_WHAT IS REQUIRED_
Can you pull out each line of the data below that includes the word "规范规定"?

_RECORDS FOR THE TASK_
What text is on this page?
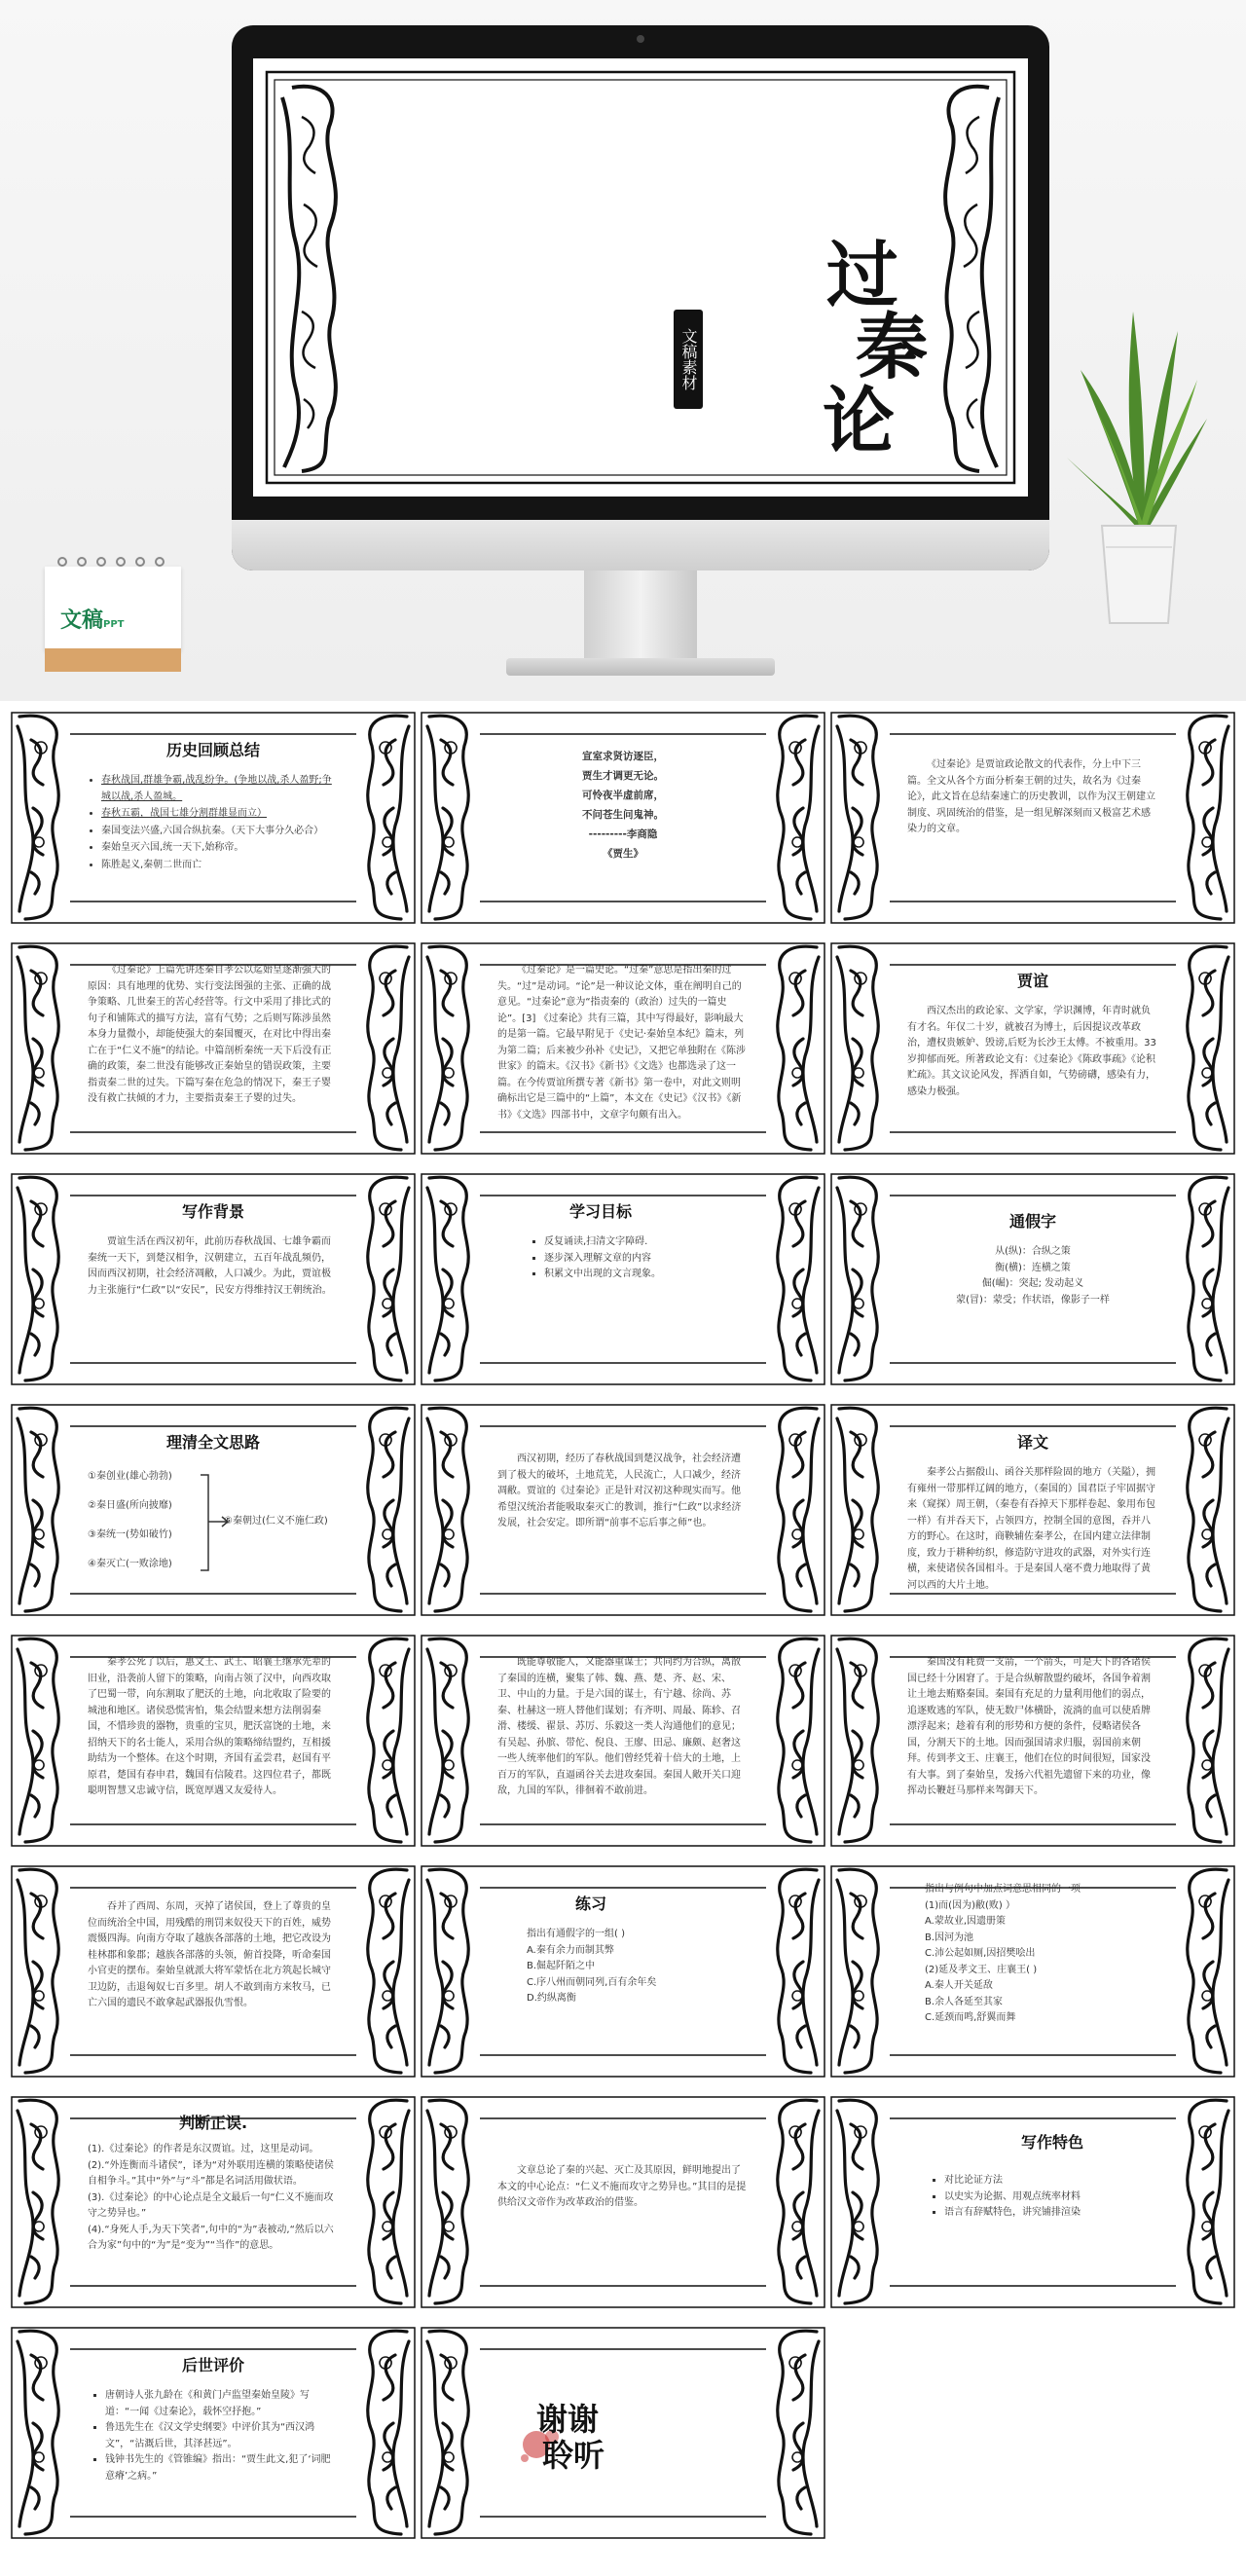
过
秦
论
文稿素材
文稿PPT
历史回顾总结
• 春秋战国,群雄争霸,战乱纷争。(争地以战,杀人盈野;争城以战,杀人盈城。
• 春秋五霸，战国七雄分割群雄显而立）
• 秦国变法兴盛,六国合纵抗秦。（天下大事分久必合）
• 秦始皇灭六国,统一天下,始称帝。
• 陈胜起义,秦朝二世而亡
宣室求贤访逐臣，
贾生才调更无论。
可怜夜半虚前席，
不问苍生问鬼神。
---------李商隐
《贾生》

《过秦论》是贾谊政论散文的代表作，分上中下三篇。全文从各个方面分析秦王朝的过失，故名为《过秦论》，此文旨在总结秦速亡的历史教训，以作为汉王朝建立制度、巩固统治的借鉴，是一组见解深刻而又极富艺术感染力的文章。

《过秦论》上篇先讲述秦自孝公以迄始皇逐渐强大的原因：具有地理的优势、实行变法图强的主张、正确的战争策略、几世秦王的苦心经营等。行文中采用了排比式的句子和铺陈式的描写方法，富有气势；之后则写陈涉虽然本身力量微小，却能使强大的秦国覆灭，在对比中得出秦亡在于“仁义不施”的结论。中篇剖析秦统一天下后没有正确的政策，秦二世没有能够改正秦始皇的错误政策，主要指责秦二世的过失。下篇写秦在危急的情况下，秦王子婴没有救亡扶倾的才力，主要指责秦王子婴的过失。

《过秦论》是一篇史论。“过秦”意思是指出秦的过失。“过”是动词。“论”是一种议论文体，重在阐明自己的意见。“过秦论”意为“指责秦的（政治）过失的一篇史论”。[3] 《过秦论》共有三篇，其中写得最好，影响最大的是第一篇。它最早附见于《史记·秦始皇本纪》篇末，列为第二篇；后来被少孙补《史记》，又把它单独附在《陈涉世家》的篇末。《汉书》《新书》《文选》也都选录了这一篇。在今传贾谊所撰专著《新书》第一卷中，对此文则明确标出它是三篇中的“上篇”，本文在《史记》《汉书》《新书》《文选》四部书中，文章字句颇有出入。

贾谊

西汉杰出的政论家、文学家，学识渊博，年青时就负有才名。年仅二十岁，就被召为博士，后因提议改革政治，遭权贵嫉妒、毁谤,后贬为长沙王太傅。不被重用。33岁抑郁而死。所著政论文有：《过秦论》《陈政事疏》《论积贮疏》。其文议论风发，挥洒自如，气势磅礴，感染有力，感染力极强。

写作背景

贾谊生活在西汉初年，此前历春秋战国、七雄争霸而秦统一天下，到楚汉相争，汉朝建立，五百年战乱频仍，因而西汉初期，社会经济凋敝，人口减少。为此，贾谊极力主张施行“仁政”以“安民”，民安方得维持汉王朝统治。

学习目标
▪ 反复诵读,扫清文字障碍.
▪ 逐步深入理解文章的内容
▪ 积累文中出现的文言现象。
通假字
从(纵)：合纵之策
衡(横)：连横之策
倔(崛)：突起; 发动起义
蒙(冒)：蒙受；作状语，像影子一样
理清全文思路
①秦创业(雄心勃勃)
②秦日盛(所向披靡)
③秦统一(势如破竹)
④秦灭亡(一败涂地)
⑤秦朝过(仁义不施仁政)

西汉初期，经历了春秋战国到楚汉战争，社会经济遭到了极大的破坏，土地荒芜，人民流亡，人口减少，经济凋敝。贾谊的《过秦论》正是针对汉初这种现实而写。他希望汉统治者能吸取秦灭亡的教训，推行“仁政”以求经济发展，社会安定。即所谓“前事不忘后事之师”也。

译文

秦孝公占据殽山、函谷关那样险固的地方（关隘），拥有雍州一带那样辽阔的地方，（秦国的）国君臣子牢固据守来（窥探）周王朝，（秦卷有吞掉天下那样卷起、象用布包一样）有并吞天下，占领四方，控制全国的意图，吞并八方的野心。在这时，商鞅辅佐秦孝公，在国内建立法律制度，致力于耕种纺织，修造防守进攻的武器，对外实行连横，来使诸侯各国相斗。于是秦国人毫不费力地取得了黄河以西的大片土地。

秦孝公死了以后，惠文王、武王、昭襄王继承先辈的旧业，沿袭前人留下的策略，向南占领了汉中，向西攻取了巴蜀一带，向东割取了肥沃的土地，向北收取了险要的城池和地区。诸侯恐慌害怕，集会结盟来想方法削弱秦国，不惜珍贵的器物，贵重的宝贝，肥沃富饶的土地，来招纳天下的名士能人，采用合纵的策略缔结盟约，互相援助结为一个整体。在这个时期，齐国有孟尝君，赵国有平原君，楚国有春申君，魏国有信陵君。这四位君子，都既聪明智慧又忠诚守信，既宽厚遇又友爱待人。

既能尊敬能人，又能器重谋士；共同约为合纵，离散了秦国的连横，聚集了韩、魏、燕、楚、齐、赵、宋、卫、中山的力量。于是六国的谋士，有宁越、徐尚、苏秦、杜赫这一班人替他们谋划；有齐明、周最、陈轸、召滑、楼缓、翟景、苏厉、乐毅这一类人沟通他们的意见；有吴起、孙膑、带佗、倪良、王廖、田忌、廉颇、赵奢这一些人统率他们的军队。他们曾经凭着十倍大的土地，上百万的军队，直逼函谷关去进攻秦国。秦国人敞开关口迎敌，九国的军队，徘徊着不敢前进。

秦国没有耗费一支箭，一个箭头，可是天下的各诸侯国已经十分困窘了。于是合纵解散盟约破坏，各国争着割让土地去贿赂秦国。秦国有充足的力量利用他们的弱点，追逐败逃的军队，使无数尸体横卧，流淌的血可以使盾牌漂浮起来；趁着有利的形势和方便的条件，侵略诸侯各国，分割天下的土地。因而强国请求归服，弱国前来朝拜。传到孝文王、庄襄王，他们在位的时间很短，国家没有大事。到了秦始皇，发扬六代祖先遗留下来的功业，像挥动长鞭赶马那样来驾御天下。

吞并了西周、东周，灭掉了诸侯国，登上了尊贵的皇位而统治全中国，用残酷的刑罚来奴役天下的百姓，威势震慑四海。向南方夺取了越族各部落的土地，把它改设为桂林郡和象郡；越族各部落的头领，俯首投降，听命秦国小官吏的摆布。秦始皇就派大将军蒙恬在北方筑起长城守卫边防，击退匈奴七百多里。胡人不敢到南方来牧马，已亡六国的遗民不敢拿起武器报仇雪恨。

练习
指出有通假字的一组( )
A.秦有余力而制其弊
B.倔起阡陌之中
C.序八州而朝同列,百有余年矣
D.约纵离衡
指出与例句中加点词意思相同的一项
(1)而(因为)敝(败) ）
A.蒙故业,因遗册策
B.因河为池
C.沛公起如厕,因招樊哙出
(2)延及孝文王、庄襄王( )
A.秦人开关延敌
B.余人各延至其家
C.延颈而鸣,舒翼而舞
判断正误.
(1).《过秦论》的作者是东汉贾谊。过，这里是动词。
(2).“外连衡而斗诸侯”，译为“对外联用连横的策略使诸侯自相争斗。”其中“外”与“斗”都是名词活用做状语。
(3).《过秦论》的中心论点是全文最后一句“仁义不施而攻守之势异也。”
(4).“身死人手,为天下笑者”,句中的“为”表被动,“然后以六合为家”句中的“为”是“变为”“当作”的意思。

文章总论了秦的兴起、灭亡及其原因，鲜明地提出了本文的中心论点：“仁义不施而攻守之势异也。”其目的是提供给汉文帝作为改革政治的借鉴。

写作特色
▪ 对比论证方法
▪ 以史实为论据、用观点统率材料
▪ 语言有辞赋特色，讲究铺排渲染
后世评价
▪ 唐朝诗人张九龄在《和黄门卢监望秦始皇陵》写道：“一闻《过秦论》，载怀空抒抱。”
▪ 鲁迅先生在《汉文学史纲要》中评价其为“西汉鸿文”，“沾溉后世，其泽甚远”。
▪ 钱钟书先生的《管锥编》指出：“贾生此文,犯了‘词肥意瘠’之病。”
谢谢
聆听
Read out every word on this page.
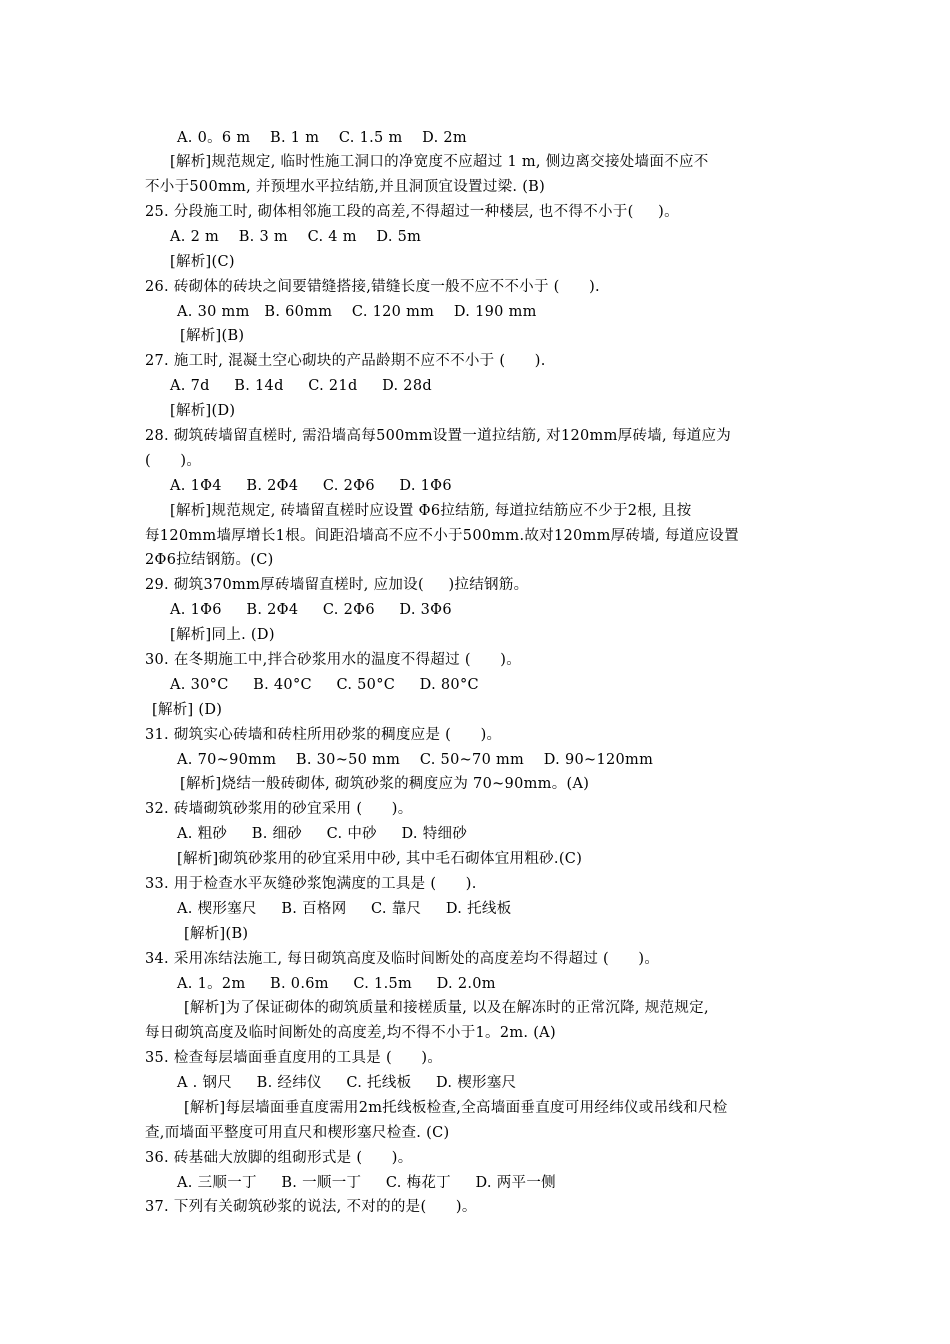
A. 0。6 m    B. 1 m    C. 1.5 m    D. 2m
[解析]规范规定, 临时性施工洞口的净宽度不应超过 1 m, 侧边离交接处墙面不应不
不小于500mm, 并预埋水平拉结筋,并且洞顶宜设置过梁. (B)
25. 分段施工时, 砌体相邻施工段的高差,不得超过一种楼层, 也不得不小于(     )。
A. 2 m    B. 3 m    C. 4 m    D. 5m
[解析](C)
26. 砖砌体的砖块之间要错缝搭接,错缝长度一般不应不不小于 (      ).
A. 30 mm   B. 60mm    C. 120 mm    D. 190 mm
[解析](B)
27. 施工时, 混凝土空心砌块的产品龄期不应不不小于 (      ).
A. 7d     B. 14d     C. 21d     D. 28d
[解析](D)
28. 砌筑砖墙留直槎时, 需沿墙高每500mm设置一道拉结筋, 对120mm厚砖墙, 每道应为
(      )。
A. 1Φ4     B. 2Φ4     C. 2Φ6     D. 1Φ6
[解析]规范规定, 砖墙留直槎时应设置 Φ6拉结筋, 每道拉结筋应不少于2根, 且按
每120mm墙厚增长1根。间距沿墙高不应不小于500mm.故对120mm厚砖墙, 每道应设置
2Φ6拉结钢筋。(C)
29. 砌筑370mm厚砖墙留直槎时, 应加设(     )拉结钢筋。
A. 1Φ6     B. 2Φ4     C. 2Φ6     D. 3Φ6
[解析]同上. (D)
30. 在冬期施工中,拌合砂浆用水的温度不得超过 (      )。
A. 30°C     B. 40°C     C. 50°C     D. 80°C
[解析] (D)
31. 砌筑实心砖墙和砖柱所用砂浆的稠度应是 (      )。
A. 70~90mm    B. 30~50 mm    C. 50~70 mm    D. 90~120mm
[解析]烧结一般砖砌体, 砌筑砂浆的稠度应为 70~90mm。(A)
32. 砖墙砌筑砂浆用的砂宜采用 (      )。
A. 粗砂     B. 细砂     C. 中砂     D. 特细砂
[解析]砌筑砂浆用的砂宜采用中砂, 其中毛石砌体宜用粗砂.(C)
33. 用于检查水平灰缝砂浆饱满度的工具是 (      ).
A. 楔形塞尺     B. 百格网     C. 靠尺     D. 托线板
[解析](B)
34. 采用冻结法施工, 每日砌筑高度及临时间断处的高度差均不得超过 (      )。
A. 1。2m     B. 0.6m     C. 1.5m     D. 2.0m
[解析]为了保证砌体的砌筑质量和接槎质量, 以及在解冻时的正常沉降, 规范规定,
每日砌筑高度及临时间断处的高度差,均不得不小于1。2m. (A)
35. 检查每层墙面垂直度用的工具是 (      )。
A . 钢尺     B. 经纬仪     C. 托线板     D. 楔形塞尺
[解析]每层墙面垂直度需用2m托线板检查,全高墙面垂直度可用经纬仪或吊线和尺检
查,而墙面平整度可用直尺和楔形塞尺检查. (C)
36. 砖基础大放脚的组砌形式是 (      )。
A. 三顺一丁     B. 一顺一丁     C. 梅花丁     D. 两平一侧
37. 下列有关砌筑砂浆的说法, 不对的的是(      )。
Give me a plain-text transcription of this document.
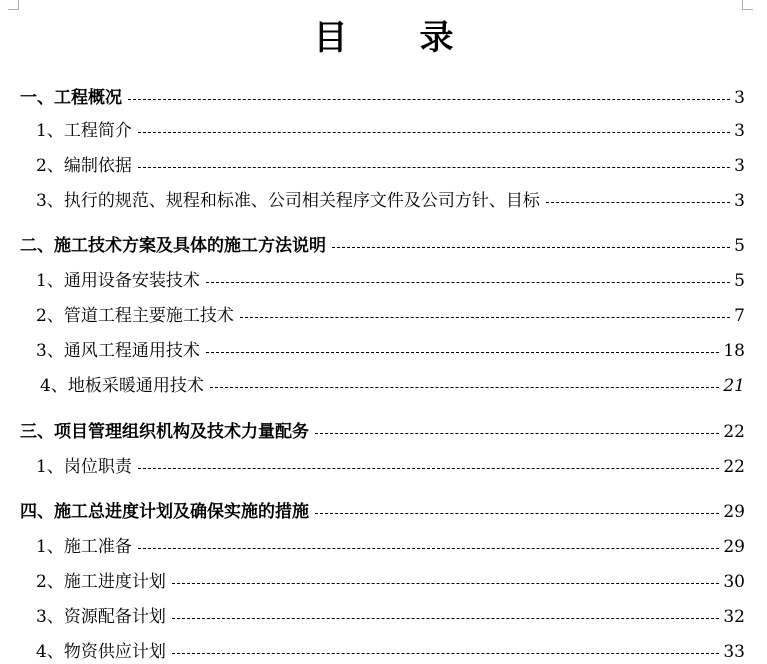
目 录
一、工程概况	3
1、工程简介	3
2、编制依据	3
3、执行的规范、规程和标准、公司相关程序文件及公司方针、目标	3
二、施工技术方案及具体的施工方法说明	5
1、通用设备安装技术	5
2、管道工程主要施工技术	7
3、通风工程通用技术	18
4、地板采暖通用技术	21
三、项目管理组织机构及技术力量配务	22
1、岗位职责	22
四、施工总进度计划及确保实施的措施	29
1、施工准备	29
2、施工进度计划	30
3、资源配备计划	32
4、物资供应计划	33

_SOLUTION FOR THIS EXERCISE_
[解析]规范规定, 临时性施工洞口的净宽度不应超过 1 m, 侧边离交接处墙面不应不
[解析]规范规定, 砖墙留直槎时应设置 Φ6拉结筋, 每道拉结筋应不少于2根, 且按
[解析]为了保证砌体的砌筑质量和接槎质量, 以及在解冻时的正常沉降, 规范规定,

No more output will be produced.